§ MATERIAL SUPPLIED

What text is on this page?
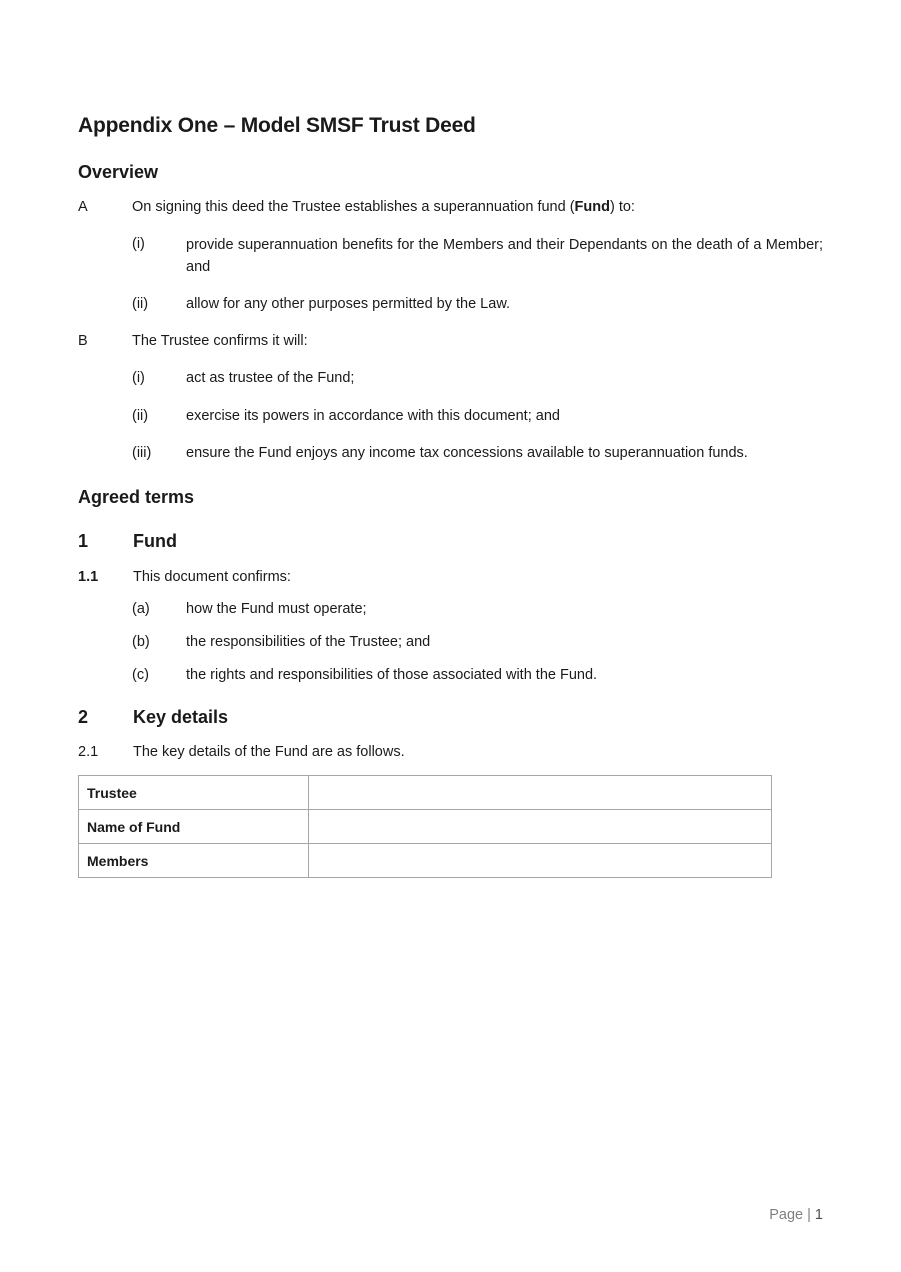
Appendix One – Model SMSF Trust Deed
Overview
A	On signing this deed the Trustee establishes a superannuation fund (Fund) to:
(i)	provide superannuation benefits for the Members and their Dependants on the death of a Member; and
(ii)	allow for any other purposes permitted by the Law.
B	The Trustee confirms it will:
(i)	act as trustee of the Fund;
(ii)	exercise its powers in accordance with this document; and
(iii) ensure the Fund enjoys any income tax concessions available to superannuation funds.
Agreed terms
1 Fund
1.1 This document confirms:
(a)	how the Fund must operate;
(b)	the responsibilities of the Trustee; and
(c)	the rights and responsibilities of those associated with the Fund.
2 Key details
2.1 The key details of the Fund are as follows.
Trustee	
Name of Fund	
Members	
Page | 1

§ STATED TASK
Print the listing above in full, exactly as written. Omit any pictures.

§ RESULT FOR THIS EXERCISE
What text is on this page?
Appendix One – Model SMSF Trust Deed
Overview
A	On signing this deed the Trustee establishes a superannuation fund (Fund) to:
(i)	provide superannuation benefits for the Members and their Dependants on the death of a Member; and
(ii)	allow for any other purposes permitted by the Law.
B	The Trustee confirms it will:
(i)	act as trustee of the Fund;
(ii)	exercise its powers in accordance with this document; and
(iii) ensure the Fund enjoys any income tax concessions available to superannuation funds.
Agreed terms
1 Fund
1.1 This document confirms:
(a)	how the Fund must operate;
(b)	the responsibilities of the Trustee; and
(c)	the rights and responsibilities of those associated with the Fund.
2 Key details
2.1 The key details of the Fund are as follows.
Trustee	
Name of Fund	
Members	
Page | 1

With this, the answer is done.